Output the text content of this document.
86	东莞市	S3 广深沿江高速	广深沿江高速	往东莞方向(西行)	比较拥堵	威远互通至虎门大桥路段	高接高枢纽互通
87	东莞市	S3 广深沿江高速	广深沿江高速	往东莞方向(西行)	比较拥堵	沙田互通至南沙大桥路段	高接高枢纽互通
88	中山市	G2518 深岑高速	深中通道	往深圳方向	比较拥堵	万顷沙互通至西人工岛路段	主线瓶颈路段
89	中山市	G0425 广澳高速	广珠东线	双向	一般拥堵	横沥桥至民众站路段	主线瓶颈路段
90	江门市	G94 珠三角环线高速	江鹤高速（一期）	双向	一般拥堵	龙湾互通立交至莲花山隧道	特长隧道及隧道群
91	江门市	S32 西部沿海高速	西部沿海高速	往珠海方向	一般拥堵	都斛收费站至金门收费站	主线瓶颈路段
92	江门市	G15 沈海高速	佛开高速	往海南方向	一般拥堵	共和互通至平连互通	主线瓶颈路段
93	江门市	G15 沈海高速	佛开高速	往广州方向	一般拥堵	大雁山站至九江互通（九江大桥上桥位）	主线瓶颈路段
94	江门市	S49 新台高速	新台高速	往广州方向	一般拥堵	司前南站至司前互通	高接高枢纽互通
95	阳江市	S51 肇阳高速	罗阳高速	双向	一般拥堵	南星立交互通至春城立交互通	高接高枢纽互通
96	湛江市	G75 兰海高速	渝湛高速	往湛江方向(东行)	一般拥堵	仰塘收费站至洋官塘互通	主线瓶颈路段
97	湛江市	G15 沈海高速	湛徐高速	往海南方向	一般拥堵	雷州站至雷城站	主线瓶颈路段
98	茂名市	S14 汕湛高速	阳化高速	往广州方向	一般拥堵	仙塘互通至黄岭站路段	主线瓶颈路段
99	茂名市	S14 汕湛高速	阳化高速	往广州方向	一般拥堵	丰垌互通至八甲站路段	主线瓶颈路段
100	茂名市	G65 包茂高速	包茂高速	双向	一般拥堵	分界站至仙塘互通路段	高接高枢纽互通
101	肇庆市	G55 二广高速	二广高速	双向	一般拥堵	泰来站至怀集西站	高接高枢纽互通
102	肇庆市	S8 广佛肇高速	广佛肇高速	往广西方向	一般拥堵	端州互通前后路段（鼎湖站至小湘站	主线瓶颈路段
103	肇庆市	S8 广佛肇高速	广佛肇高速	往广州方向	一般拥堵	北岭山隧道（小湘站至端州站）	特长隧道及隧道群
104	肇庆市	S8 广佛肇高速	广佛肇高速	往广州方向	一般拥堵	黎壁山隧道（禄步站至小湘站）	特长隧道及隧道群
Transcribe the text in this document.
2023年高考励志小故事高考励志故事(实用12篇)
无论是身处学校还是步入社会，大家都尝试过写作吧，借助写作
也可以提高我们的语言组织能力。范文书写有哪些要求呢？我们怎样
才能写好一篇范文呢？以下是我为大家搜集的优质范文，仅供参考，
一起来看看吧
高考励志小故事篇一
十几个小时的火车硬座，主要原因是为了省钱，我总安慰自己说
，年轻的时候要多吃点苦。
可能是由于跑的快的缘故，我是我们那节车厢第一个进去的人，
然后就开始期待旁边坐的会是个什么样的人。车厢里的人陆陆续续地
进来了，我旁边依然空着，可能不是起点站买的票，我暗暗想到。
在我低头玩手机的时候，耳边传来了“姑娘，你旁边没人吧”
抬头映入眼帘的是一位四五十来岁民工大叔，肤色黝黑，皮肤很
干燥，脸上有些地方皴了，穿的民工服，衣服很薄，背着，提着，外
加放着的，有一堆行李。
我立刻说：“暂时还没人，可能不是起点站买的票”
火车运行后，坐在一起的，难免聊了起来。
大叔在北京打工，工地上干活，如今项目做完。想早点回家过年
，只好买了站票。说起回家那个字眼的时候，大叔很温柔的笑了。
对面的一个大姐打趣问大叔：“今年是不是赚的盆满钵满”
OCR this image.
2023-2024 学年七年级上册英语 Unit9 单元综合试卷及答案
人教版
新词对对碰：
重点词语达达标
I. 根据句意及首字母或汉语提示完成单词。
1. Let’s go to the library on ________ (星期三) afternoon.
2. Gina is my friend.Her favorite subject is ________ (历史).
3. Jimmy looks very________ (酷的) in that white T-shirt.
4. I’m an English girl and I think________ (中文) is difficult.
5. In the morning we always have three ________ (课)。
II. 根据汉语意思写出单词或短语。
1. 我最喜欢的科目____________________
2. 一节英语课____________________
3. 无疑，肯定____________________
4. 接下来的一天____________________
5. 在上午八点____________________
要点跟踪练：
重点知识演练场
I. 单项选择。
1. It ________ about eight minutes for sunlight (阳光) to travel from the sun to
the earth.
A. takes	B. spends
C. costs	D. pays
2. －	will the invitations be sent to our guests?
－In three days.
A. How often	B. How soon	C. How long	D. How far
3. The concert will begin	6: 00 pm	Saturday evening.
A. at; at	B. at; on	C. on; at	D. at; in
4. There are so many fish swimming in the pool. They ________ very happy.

- - -

*Directions for this task*.
Your task is to extract all of the records exactly.

*Answer*.
Output the text content of this document.
86	东莞市	S3 广深沿江高速	广深沿江高速	往东莞方向(西行)	比较拥堵	威远互通至虎门大桥路段	高接高枢纽互通
87	东莞市	S3 广深沿江高速	广深沿江高速	往东莞方向(西行)	比较拥堵	沙田互通至南沙大桥路段	高接高枢纽互通
88	中山市	G2518 深岑高速	深中通道	往深圳方向	比较拥堵	万顷沙互通至西人工岛路段	主线瓶颈路段
89	中山市	G0425 广澳高速	广珠东线	双向	一般拥堵	横沥桥至民众站路段	主线瓶颈路段
90	江门市	G94 珠三角环线高速	江鹤高速（一期）	双向	一般拥堵	龙湾互通立交至莲花山隧道	特长隧道及隧道群
91	江门市	S32 西部沿海高速	西部沿海高速	往珠海方向	一般拥堵	都斛收费站至金门收费站	主线瓶颈路段
92	江门市	G15 沈海高速	佛开高速	往海南方向	一般拥堵	共和互通至平连互通	主线瓶颈路段
93	江门市	G15 沈海高速	佛开高速	往广州方向	一般拥堵	大雁山站至九江互通（九江大桥上桥位）	主线瓶颈路段
94	江门市	S49 新台高速	新台高速	往广州方向	一般拥堵	司前南站至司前互通	高接高枢纽互通
95	阳江市	S51 肇阳高速	罗阳高速	双向	一般拥堵	南星立交互通至春城立交互通	高接高枢纽互通
96	湛江市	G75 兰海高速	渝湛高速	往湛江方向(东行)	一般拥堵	仰塘收费站至洋官塘互通	主线瓶颈路段
97	湛江市	G15 沈海高速	湛徐高速	往海南方向	一般拥堵	雷州站至雷城站	主线瓶颈路段
98	茂名市	S14 汕湛高速	阳化高速	往广州方向	一般拥堵	仙塘互通至黄岭站路段	主线瓶颈路段
99	茂名市	S14 汕湛高速	阳化高速	往广州方向	一般拥堵	丰垌互通至八甲站路段	主线瓶颈路段
100	茂名市	G65 包茂高速	包茂高速	双向	一般拥堵	分界站至仙塘互通路段	高接高枢纽互通
101	肇庆市	G55 二广高速	二广高速	双向	一般拥堵	泰来站至怀集西站	高接高枢纽互通
102	肇庆市	S8 广佛肇高速	广佛肇高速	往广西方向	一般拥堵	端州互通前后路段（鼎湖站至小湘站	主线瓶颈路段
103	肇庆市	S8 广佛肇高速	广佛肇高速	往广州方向	一般拥堵	北岭山隧道（小湘站至端州站）	特长隧道及隧道群
104	肇庆市	S8 广佛肇高速	广佛肇高速	往广州方向	一般拥堵	黎壁山隧道（禄步站至小湘站）	特长隧道及隧道群
Transcribe the text in this document.
2023年高考励志小故事高考励志故事(实用12篇)
无论是身处学校还是步入社会，大家都尝试过写作吧，借助写作
也可以提高我们的语言组织能力。范文书写有哪些要求呢？我们怎样
才能写好一篇范文呢？以下是我为大家搜集的优质范文，仅供参考，
一起来看看吧
高考励志小故事篇一
十几个小时的火车硬座，主要原因是为了省钱，我总安慰自己说
，年轻的时候要多吃点苦。
可能是由于跑的快的缘故，我是我们那节车厢第一个进去的人，
然后就开始期待旁边坐的会是个什么样的人。车厢里的人陆陆续续地
进来了，我旁边依然空着，可能不是起点站买的票，我暗暗想到。
在我低头玩手机的时候，耳边传来了“姑娘，你旁边没人吧”
抬头映入眼帘的是一位四五十来岁民工大叔，肤色黝黑，皮肤很
干燥，脸上有些地方皴了，穿的民工服，衣服很薄，背着，提着，外
加放着的，有一堆行李。
我立刻说：“暂时还没人，可能不是起点站买的票”
火车运行后，坐在一起的，难免聊了起来。
大叔在北京打工，工地上干活，如今项目做完。想早点回家过年
，只好买了站票。说起回家那个字眼的时候，大叔很温柔的笑了。
对面的一个大姐打趣问大叔：“今年是不是赚的盆满钵满”
OCR this image.
2023-2024 学年七年级上册英语 Unit9 单元综合试卷及答案
人教版
新词对对碰：
重点词语达达标
I. 根据句意及首字母或汉语提示完成单词。
1. Let’s go to the library on ________ (星期三) afternoon.
2. Gina is my friend.Her favorite subject is ________ (历史).
3. Jimmy looks very________ (酷的) in that white T-shirt.
4. I’m an English girl and I think________ (中文) is difficult.
5. In the morning we always have three ________ (课)。
II. 根据汉语意思写出单词或短语。
1. 我最喜欢的科目____________________
2. 一节英语课____________________
3. 无疑，肯定____________________
4. 接下来的一天____________________
5. 在上午八点____________________
要点跟踪练：
重点知识演练场
I. 单项选择。
1. It ________ about eight minutes for sunlight (阳光) to travel from the sun to
the earth.
A. takes	B. spends
C. costs	D. pays
2. －	will the invitations be sent to our guests?
－In three days.
A. How often	B. How soon	C. How long	D. How far
3. The concert will begin	6: 00 pm	Saturday evening.
A. at; at	B. at; on	C. on; at	D. at; in
4. There are so many fish swimming in the pool. They ________ very happy.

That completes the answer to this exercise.